*Task*:
Extract the text of every entry below exactly; leave images out.

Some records
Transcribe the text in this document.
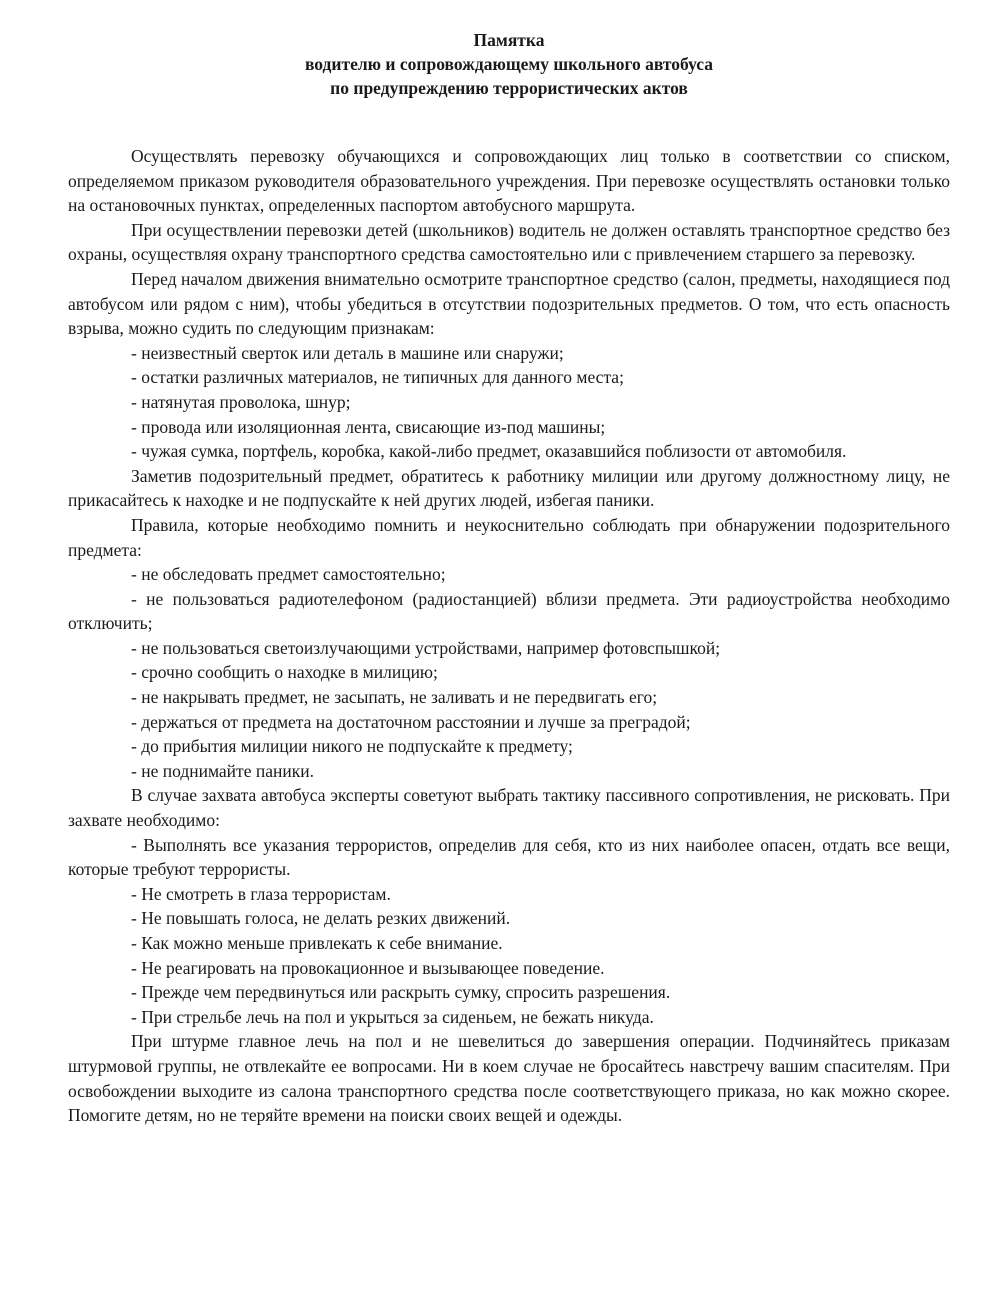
Памятка
водителю и сопровождающему школьного автобуса
по предупреждению террористических актов

Осуществлять перевозку обучающихся и сопровождающих лиц только в соответствии со списком, определяемом приказом руководителя образовательного учреждения. При перевозке осуществлять остановки только на остановочных пунктах, определенных паспортом автобусного маршрута.

При осуществлении перевозки детей (школьников) водитель не должен оставлять транспортное средство без охраны, осуществляя охрану транспортного средства самостоятельно или с привлечением старшего за перевозку.

Перед началом движения внимательно осмотрите транспортное средство (салон, предметы, находящиеся под автобусом или рядом с ним), чтобы убедиться в отсутствии подозрительных предметов. О том, что есть опасность взрыва, можно судить по следующим признакам:

- неизвестный сверток или деталь в машине или снаружи;

- остатки различных материалов, не типичных для данного места;

- натянутая проволока, шнур;

- провода или изоляционная лента, свисающие из-под машины;

- чужая сумка, портфель, коробка, какой-либо предмет, оказавшийся поблизости от автомобиля.

Заметив подозрительный предмет, обратитесь к работнику милиции или другому должностному лицу, не прикасайтесь к находке и не подпускайте к ней других людей, избегая паники.

Правила, которые необходимо помнить и неукоснительно соблюдать при обнаружении подозрительного предмета:

- не обследовать предмет самостоятельно;

- не пользоваться радиотелефоном (радиостанцией) вблизи предмета. Эти радиоустройства необходимо отключить;

- не пользоваться светоизлучающими устройствами, например фотовспышкой;

- срочно сообщить о находке в милицию;

- не накрывать предмет, не засыпать, не заливать и не передвигать его;

- держаться от предмета на достаточном расстоянии и лучше за преградой;

- до прибытия милиции никого не подпускайте к предмету;

- не поднимайте паники.

В случае захвата автобуса эксперты советуют выбрать тактику пассивного сопротивления, не рисковать. При захвате необходимо:

- Выполнять все указания террористов, определив для себя, кто из них наиболее опасен, отдать все вещи, которые требуют террористы.

- Не смотреть в глаза террористам.

- Не повышать голоса, не делать резких движений.

- Как можно меньше привлекать к себе внимание.

- Не реагировать на провокационное и вызывающее поведение.

- Прежде чем передвинуться или раскрыть сумку, спросить разрешения.

- При стрельбе лечь на пол и укрыться за сиденьем, не бежать никуда.

При штурме главное лечь на пол и не шевелиться до завершения операции. Подчиняйтесь приказам штурмовой группы, не отвлекайте ее вопросами. Ни в коем случае не бросайтесь навстречу вашим спасителям. При освобождении выходите из салона транспортного средства после соответствующего приказа, но как можно скорее. Помогите детям, но не теряйте времени на поиски своих вещей и одежды.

*The answer*:
Transcribe the text in this document.
Памятка
водителю и сопровождающему школьного автобуса
по предупреждению террористических актов

Осуществлять перевозку обучающихся и сопровождающих лиц только в соответствии со списком, определяемом приказом руководителя образовательного учреждения. При перевозке осуществлять остановки только на остановочных пунктах, определенных паспортом автобусного маршрута.

При осуществлении перевозки детей (школьников) водитель не должен оставлять транспортное средство без охраны, осуществляя охрану транспортного средства самостоятельно или с привлечением старшего за перевозку.

Перед началом движения внимательно осмотрите транспортное средство (салон, предметы, находящиеся под автобусом или рядом с ним), чтобы убедиться в отсутствии подозрительных предметов. О том, что есть опасность взрыва, можно судить по следующим признакам:

- неизвестный сверток или деталь в машине или снаружи;

- остатки различных материалов, не типичных для данного места;

- натянутая проволока, шнур;

- провода или изоляционная лента, свисающие из-под машины;

- чужая сумка, портфель, коробка, какой-либо предмет, оказавшийся поблизости от автомобиля.

Заметив подозрительный предмет, обратитесь к работнику милиции или другому должностному лицу, не прикасайтесь к находке и не подпускайте к ней других людей, избегая паники.

Правила, которые необходимо помнить и неукоснительно соблюдать при обнаружении подозрительного предмета:

- не обследовать предмет самостоятельно;

- не пользоваться радиотелефоном (радиостанцией) вблизи предмета. Эти радиоустройства необходимо отключить;

- не пользоваться светоизлучающими устройствами, например фотовспышкой;

- срочно сообщить о находке в милицию;

- не накрывать предмет, не засыпать, не заливать и не передвигать его;

- держаться от предмета на достаточном расстоянии и лучше за преградой;

- до прибытия милиции никого не подпускайте к предмету;

- не поднимайте паники.

В случае захвата автобуса эксперты советуют выбрать тактику пассивного сопротивления, не рисковать. При захвате необходимо:

- Выполнять все указания террористов, определив для себя, кто из них наиболее опасен, отдать все вещи, которые требуют террористы.

- Не смотреть в глаза террористам.

- Не повышать голоса, не делать резких движений.

- Как можно меньше привлекать к себе внимание.

- Не реагировать на провокационное и вызывающее поведение.

- Прежде чем передвинуться или раскрыть сумку, спросить разрешения.

- При стрельбе лечь на пол и укрыться за сиденьем, не бежать никуда.

При штурме главное лечь на пол и не шевелиться до завершения операции. Подчиняйтесь приказам штурмовой группы, не отвлекайте ее вопросами. Ни в коем случае не бросайтесь навстречу вашим спасителям. При освобождении выходите из салона транспортного средства после соответствующего приказа, но как можно скорее. Помогите детям, но не теряйте времени на поиски своих вещей и одежды.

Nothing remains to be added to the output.